EXERCISE
Each entry below is to be given again word for word, with no pictures.

[START]

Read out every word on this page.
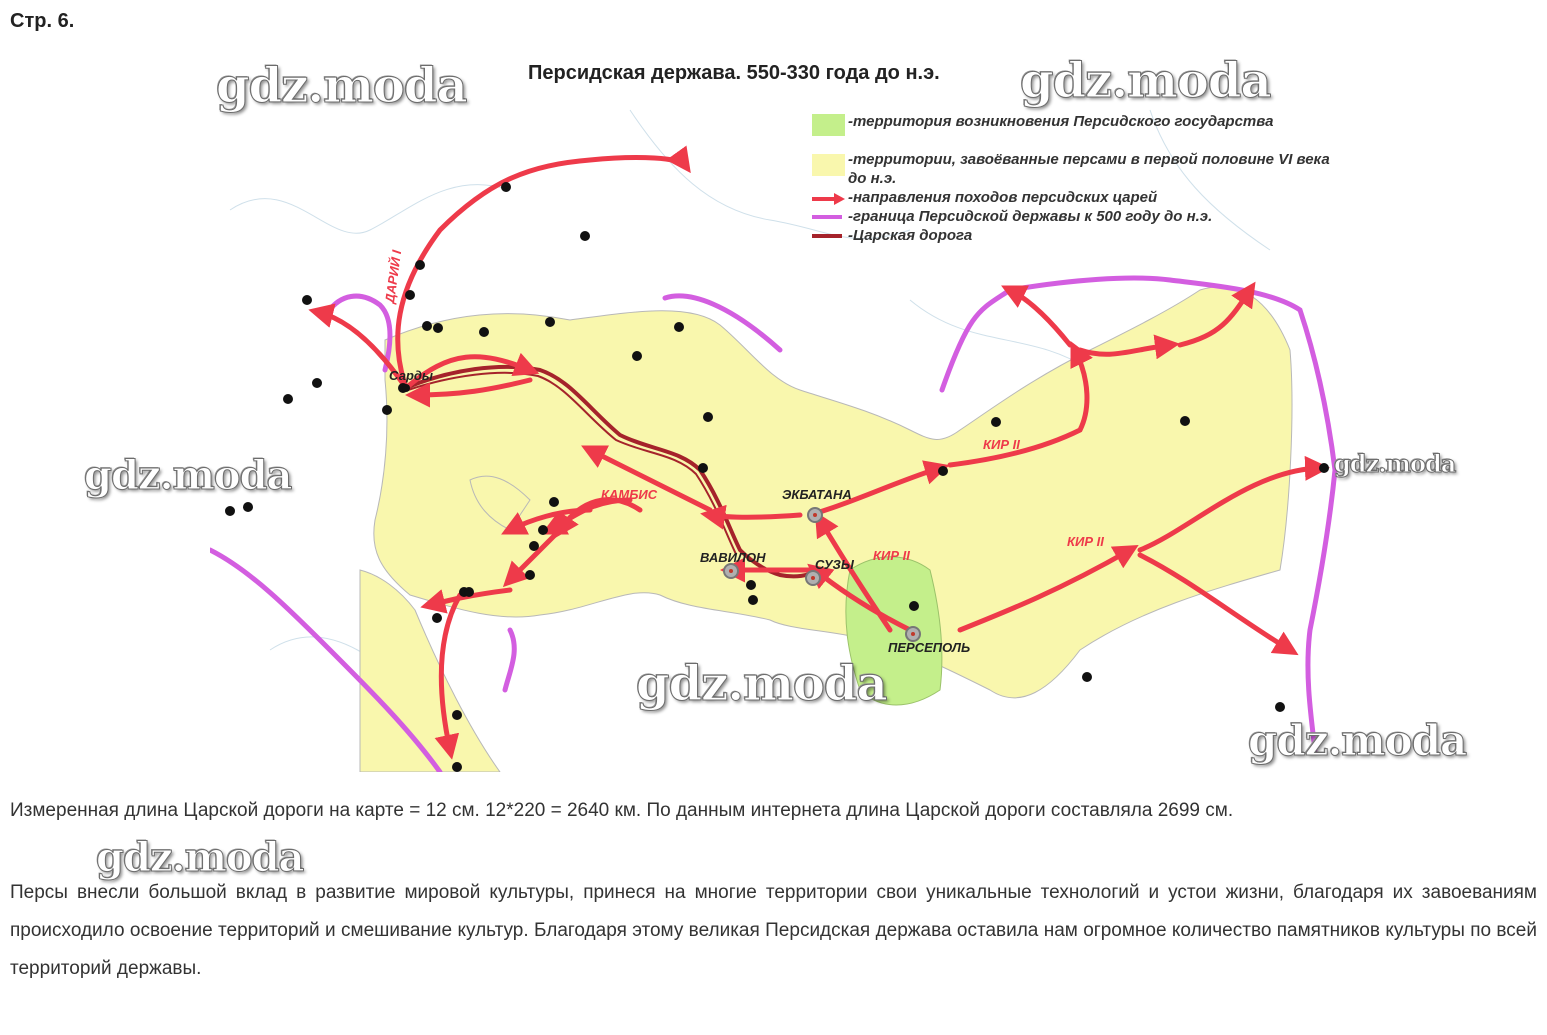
Стр. 6.
Персидская держава. 550-330 года до н.э.
-территория возникновения Персидского государства
-территории, завоёванные персами в первой половине VI века до н.э.
-направления походов персидских царей
-граница Персидской державы к 500 году до н.э.
-Царская дорога
Сарды
ЭКБАТАНА
ВАВИЛОН	СУЗЫ
ПЕРСЕПОЛЬ
ДАРИЙ I
КАМБИС
КИР II
КИР II
КИР II
gdz.moda	gdz.moda
gdz.moda	gdz.moda
gdz.moda
gdz.moda
gdz.moda
Измеренная длина Царской дороги на карте = 12 см. 12*220 = 2640 км. По данным интернета длина Царской дороги составляла 2699 см.
Персы внесли большой вклад в развитие мировой культуры, принеся на многие территории свои уникальные технологий и устои жизни, благодаря их завоеваниям происходило освоение территорий и смешивание культур. Благодаря этому великая Персидская держава оставила нам огромное количество памятников культуры по всей территорий державы.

[END]

RESULT OF THE TASK
Read out every word on this page.
Стр. 6.
Персидская держава. 550-330 года до н.э.
-территория возникновения Персидского государства
-территории, завоёванные персами в первой половине VI века до н.э.
-направления походов персидских царей
-граница Персидской державы к 500 году до н.э.
-Царская дорога
Сарды
ЭКБАТАНА
ВАВИЛОН	СУЗЫ
ПЕРСЕПОЛЬ
ДАРИЙ I
КАМБИС
КИР II
КИР II
КИР II
gdz.moda	gdz.moda
gdz.moda	gdz.moda
gdz.moda
gdz.moda
gdz.moda
Измеренная длина Царской дороги на карте = 12 см. 12*220 = 2640 км. По данным интернета длина Царской дороги составляла 2699 см.
Персы внесли большой вклад в развитие мировой культуры, принеся на многие территории свои уникальные технологий и устои жизни, благодаря их завоеваниям происходило освоение территорий и смешивание культур. Благодаря этому великая Персидская держава оставила нам огромное количество памятников культуры по всей территорий державы.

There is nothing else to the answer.